-------- Data for the task --------
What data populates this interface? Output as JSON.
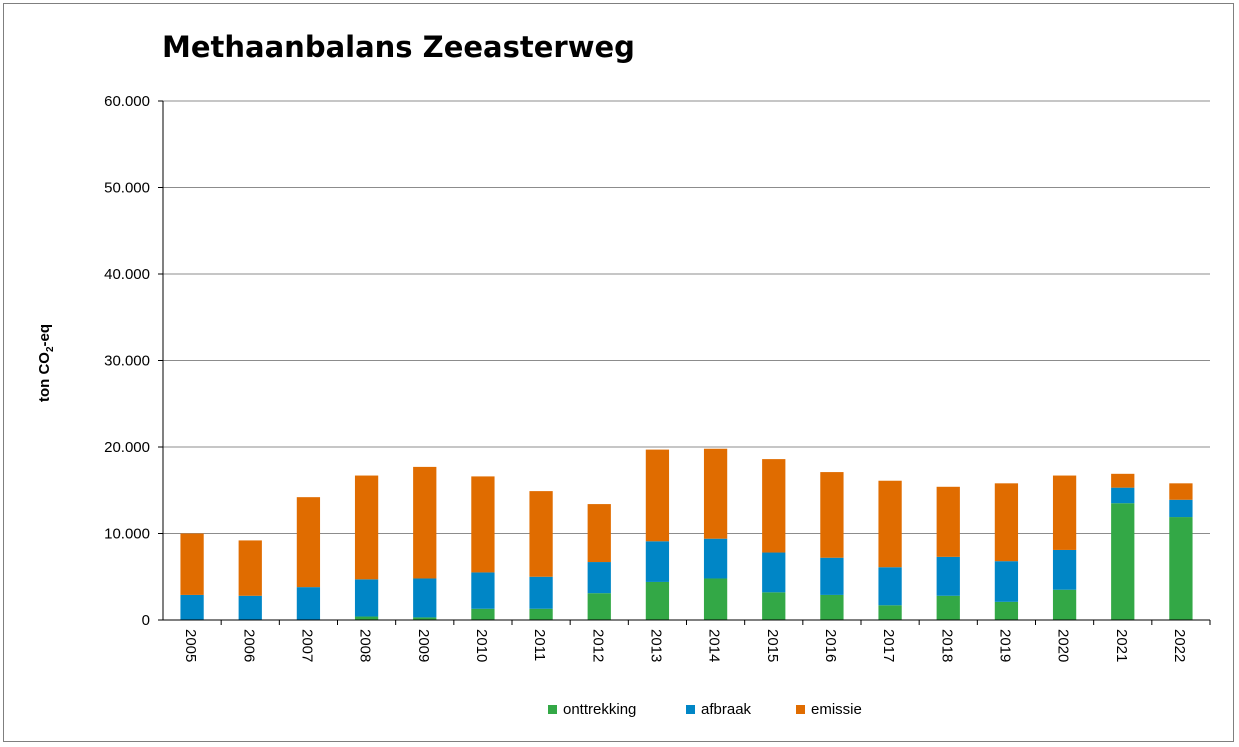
{
  "chart_data": {
    "type": "bar",
    "stacked": true,
    "title": "Methaanbalans Zeeasterweg",
    "ylabel_main": "ton CO",
    "ylabel_sub": "2",
    "ylabel_suffix": "-eq",
    "ylim": [
      0,
      60000
    ],
    "yticks": [
      "0",
      "10.000",
      "20.000",
      "30.000",
      "40.000",
      "50.000",
      "60.000"
    ],
    "grid": true,
    "legend_position": "bottom",
    "categories": [
      "2005",
      "2006",
      "2007",
      "2008",
      "2009",
      "2010",
      "2011",
      "2012",
      "2013",
      "2014",
      "2015",
      "2016",
      "2017",
      "2018",
      "2019",
      "2020",
      "2021",
      "2022"
    ],
    "series": [
      {
        "name": "onttrekking",
        "color": "#33a846",
        "values": [
          0,
          0,
          0,
          400,
          300,
          1300,
          1300,
          3100,
          4400,
          4800,
          3200,
          2900,
          1700,
          2800,
          2100,
          3500,
          13500,
          11900
        ]
      },
      {
        "name": "afbraak",
        "color": "#0086c6",
        "values": [
          2900,
          2800,
          3800,
          4300,
          4500,
          4200,
          3700,
          3600,
          4700,
          4600,
          4600,
          4300,
          4400,
          4500,
          4700,
          4600,
          1800,
          2000
        ]
      },
      {
        "name": "emissie",
        "color": "#e06c00",
        "values": [
          7100,
          6400,
          10400,
          12000,
          12900,
          11100,
          9900,
          6700,
          10600,
          10400,
          10800,
          9900,
          10000,
          8100,
          9000,
          8600,
          1600,
          1900
        ]
      }
    ]
  }
}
--------
Given instruction
Lines containing the word "name" must all be returned from the material above.

The reply
        "name": "onttrekking",
        "name": "afbraak",
        "name": "emissie",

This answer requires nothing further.